▶ **Short exercise**
Print the listing below exactly.

▶ **Raw records**
╭──

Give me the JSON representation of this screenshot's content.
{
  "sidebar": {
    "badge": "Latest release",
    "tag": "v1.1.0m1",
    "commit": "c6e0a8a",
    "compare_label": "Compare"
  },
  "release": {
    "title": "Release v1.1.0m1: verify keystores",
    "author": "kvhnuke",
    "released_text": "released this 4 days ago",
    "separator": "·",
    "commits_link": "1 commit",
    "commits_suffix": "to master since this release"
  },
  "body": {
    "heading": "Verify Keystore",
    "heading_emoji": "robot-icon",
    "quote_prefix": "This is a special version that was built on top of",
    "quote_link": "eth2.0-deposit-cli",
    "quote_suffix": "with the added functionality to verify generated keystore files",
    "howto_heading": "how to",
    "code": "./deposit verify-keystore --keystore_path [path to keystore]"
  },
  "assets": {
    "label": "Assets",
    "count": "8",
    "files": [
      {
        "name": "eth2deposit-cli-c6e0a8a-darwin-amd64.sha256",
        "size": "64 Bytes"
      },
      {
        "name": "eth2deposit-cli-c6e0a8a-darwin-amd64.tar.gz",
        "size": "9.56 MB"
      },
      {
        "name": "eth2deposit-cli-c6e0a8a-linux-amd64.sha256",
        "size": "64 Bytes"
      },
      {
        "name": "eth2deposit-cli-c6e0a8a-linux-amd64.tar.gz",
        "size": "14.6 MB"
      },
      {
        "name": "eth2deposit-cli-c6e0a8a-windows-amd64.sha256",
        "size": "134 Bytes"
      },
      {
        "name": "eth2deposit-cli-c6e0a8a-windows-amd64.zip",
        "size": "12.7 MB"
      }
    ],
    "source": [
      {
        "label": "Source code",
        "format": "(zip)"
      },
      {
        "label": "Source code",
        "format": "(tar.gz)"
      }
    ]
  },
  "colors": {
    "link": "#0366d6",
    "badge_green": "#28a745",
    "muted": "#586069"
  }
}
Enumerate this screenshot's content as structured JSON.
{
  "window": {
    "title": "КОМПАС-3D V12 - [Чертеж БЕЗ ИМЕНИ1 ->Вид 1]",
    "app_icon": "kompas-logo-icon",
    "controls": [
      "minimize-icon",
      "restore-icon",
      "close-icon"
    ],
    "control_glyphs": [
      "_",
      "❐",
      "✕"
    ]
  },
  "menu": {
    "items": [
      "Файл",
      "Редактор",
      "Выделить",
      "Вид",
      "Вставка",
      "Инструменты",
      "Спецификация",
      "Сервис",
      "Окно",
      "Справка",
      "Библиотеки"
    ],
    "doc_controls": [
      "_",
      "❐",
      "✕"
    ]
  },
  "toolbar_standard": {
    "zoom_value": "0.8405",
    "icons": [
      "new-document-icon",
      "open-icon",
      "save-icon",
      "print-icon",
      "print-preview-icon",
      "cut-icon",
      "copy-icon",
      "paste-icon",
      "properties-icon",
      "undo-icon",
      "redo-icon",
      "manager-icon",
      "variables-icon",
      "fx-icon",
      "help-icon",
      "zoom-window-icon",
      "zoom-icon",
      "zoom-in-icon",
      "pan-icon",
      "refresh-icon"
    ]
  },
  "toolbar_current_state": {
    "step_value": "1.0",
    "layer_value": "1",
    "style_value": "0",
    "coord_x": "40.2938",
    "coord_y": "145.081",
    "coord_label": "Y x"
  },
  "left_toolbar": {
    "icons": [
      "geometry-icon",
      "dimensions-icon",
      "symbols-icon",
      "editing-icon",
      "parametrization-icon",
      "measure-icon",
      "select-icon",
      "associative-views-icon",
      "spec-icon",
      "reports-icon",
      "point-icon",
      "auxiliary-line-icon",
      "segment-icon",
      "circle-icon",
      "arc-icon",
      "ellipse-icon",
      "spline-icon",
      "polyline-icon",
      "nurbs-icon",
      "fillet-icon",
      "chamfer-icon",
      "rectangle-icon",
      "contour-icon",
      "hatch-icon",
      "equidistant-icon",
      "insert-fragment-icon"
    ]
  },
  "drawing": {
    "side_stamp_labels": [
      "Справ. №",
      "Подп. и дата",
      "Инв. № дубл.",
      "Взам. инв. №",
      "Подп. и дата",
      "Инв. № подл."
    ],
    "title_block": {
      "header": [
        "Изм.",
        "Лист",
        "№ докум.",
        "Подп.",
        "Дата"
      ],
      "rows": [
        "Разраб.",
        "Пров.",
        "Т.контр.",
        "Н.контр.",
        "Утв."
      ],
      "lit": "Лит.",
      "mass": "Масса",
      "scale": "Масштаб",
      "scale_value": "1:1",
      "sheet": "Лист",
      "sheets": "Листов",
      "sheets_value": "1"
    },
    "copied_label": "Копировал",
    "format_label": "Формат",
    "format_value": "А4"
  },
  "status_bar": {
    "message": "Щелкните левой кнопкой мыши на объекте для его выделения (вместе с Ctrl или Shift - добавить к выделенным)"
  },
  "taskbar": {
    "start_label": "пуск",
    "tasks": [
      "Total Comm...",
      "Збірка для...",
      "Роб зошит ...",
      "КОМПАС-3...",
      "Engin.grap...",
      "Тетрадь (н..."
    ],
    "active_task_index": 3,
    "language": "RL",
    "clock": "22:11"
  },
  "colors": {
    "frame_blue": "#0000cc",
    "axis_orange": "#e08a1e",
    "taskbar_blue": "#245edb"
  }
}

╰──

▶ **Result for this exercise**
Give me the JSON representation of this screenshot's content.
{
  "sidebar": {
    "badge": "Latest release",
    "tag": "v1.1.0m1",
    "commit": "c6e0a8a",
    "compare_label": "Compare"
  },
  "release": {
    "title": "Release v1.1.0m1: verify keystores",
    "author": "kvhnuke",
    "released_text": "released this 4 days ago",
    "separator": "·",
    "commits_link": "1 commit",
    "commits_suffix": "to master since this release"
  },
  "body": {
    "heading": "Verify Keystore",
    "heading_emoji": "robot-icon",
    "quote_prefix": "This is a special version that was built on top of",
    "quote_link": "eth2.0-deposit-cli",
    "quote_suffix": "with the added functionality to verify generated keystore files",
    "howto_heading": "how to",
    "code": "./deposit verify-keystore --keystore_path [path to keystore]"
  },
  "assets": {
    "label": "Assets",
    "count": "8",
    "files": [
      {
        "name": "eth2deposit-cli-c6e0a8a-darwin-amd64.sha256",
        "size": "64 Bytes"
      },
      {
        "name": "eth2deposit-cli-c6e0a8a-darwin-amd64.tar.gz",
        "size": "9.56 MB"
      },
      {
        "name": "eth2deposit-cli-c6e0a8a-linux-amd64.sha256",
        "size": "64 Bytes"
      },
      {
        "name": "eth2deposit-cli-c6e0a8a-linux-amd64.tar.gz",
        "size": "14.6 MB"
      },
      {
        "name": "eth2deposit-cli-c6e0a8a-windows-amd64.sha256",
        "size": "134 Bytes"
      },
      {
        "name": "eth2deposit-cli-c6e0a8a-windows-amd64.zip",
        "size": "12.7 MB"
      }
    ],
    "source": [
      {
        "label": "Source code",
        "format": "(zip)"
      },
      {
        "label": "Source code",
        "format": "(tar.gz)"
      }
    ]
  },
  "colors": {
    "link": "#0366d6",
    "badge_green": "#28a745",
    "muted": "#586069"
  }
}
Enumerate this screenshot's content as structured JSON.
{
  "window": {
    "title": "КОМПАС-3D V12 - [Чертеж БЕЗ ИМЕНИ1 ->Вид 1]",
    "app_icon": "kompas-logo-icon",
    "controls": [
      "minimize-icon",
      "restore-icon",
      "close-icon"
    ],
    "control_glyphs": [
      "_",
      "❐",
      "✕"
    ]
  },
  "menu": {
    "items": [
      "Файл",
      "Редактор",
      "Выделить",
      "Вид",
      "Вставка",
      "Инструменты",
      "Спецификация",
      "Сервис",
      "Окно",
      "Справка",
      "Библиотеки"
    ],
    "doc_controls": [
      "_",
      "❐",
      "✕"
    ]
  },
  "toolbar_standard": {
    "zoom_value": "0.8405",
    "icons": [
      "new-document-icon",
      "open-icon",
      "save-icon",
      "print-icon",
      "print-preview-icon",
      "cut-icon",
      "copy-icon",
      "paste-icon",
      "properties-icon",
      "undo-icon",
      "redo-icon",
      "manager-icon",
      "variables-icon",
      "fx-icon",
      "help-icon",
      "zoom-window-icon",
      "zoom-icon",
      "zoom-in-icon",
      "pan-icon",
      "refresh-icon"
    ]
  },
  "toolbar_current_state": {
    "step_value": "1.0",
    "layer_value": "1",
    "style_value": "0",
    "coord_x": "40.2938",
    "coord_y": "145.081",
    "coord_label": "Y x"
  },
  "left_toolbar": {
    "icons": [
      "geometry-icon",
      "dimensions-icon",
      "symbols-icon",
      "editing-icon",
      "parametrization-icon",
      "measure-icon",
      "select-icon",
      "associative-views-icon",
      "spec-icon",
      "reports-icon",
      "point-icon",
      "auxiliary-line-icon",
      "segment-icon",
      "circle-icon",
      "arc-icon",
      "ellipse-icon",
      "spline-icon",
      "polyline-icon",
      "nurbs-icon",
      "fillet-icon",
      "chamfer-icon",
      "rectangle-icon",
      "contour-icon",
      "hatch-icon",
      "equidistant-icon",
      "insert-fragment-icon"
    ]
  },
  "drawing": {
    "side_stamp_labels": [
      "Справ. №",
      "Подп. и дата",
      "Инв. № дубл.",
      "Взам. инв. №",
      "Подп. и дата",
      "Инв. № подл."
    ],
    "title_block": {
      "header": [
        "Изм.",
        "Лист",
        "№ докум.",
        "Подп.",
        "Дата"
      ],
      "rows": [
        "Разраб.",
        "Пров.",
        "Т.контр.",
        "Н.контр.",
        "Утв."
      ],
      "lit": "Лит.",
      "mass": "Масса",
      "scale": "Масштаб",
      "scale_value": "1:1",
      "sheet": "Лист",
      "sheets": "Листов",
      "sheets_value": "1"
    },
    "copied_label": "Копировал",
    "format_label": "Формат",
    "format_value": "А4"
  },
  "status_bar": {
    "message": "Щелкните левой кнопкой мыши на объекте для его выделения (вместе с Ctrl или Shift - добавить к выделенным)"
  },
  "taskbar": {
    "start_label": "пуск",
    "tasks": [
      "Total Comm...",
      "Збірка для...",
      "Роб зошит ...",
      "КОМПАС-3...",
      "Engin.grap...",
      "Тетрадь (н..."
    ],
    "active_task_index": 3,
    "language": "RL",
    "clock": "22:11"
  },
  "colors": {
    "frame_blue": "#0000cc",
    "axis_orange": "#e08a1e",
    "taskbar_blue": "#245edb"
  }
}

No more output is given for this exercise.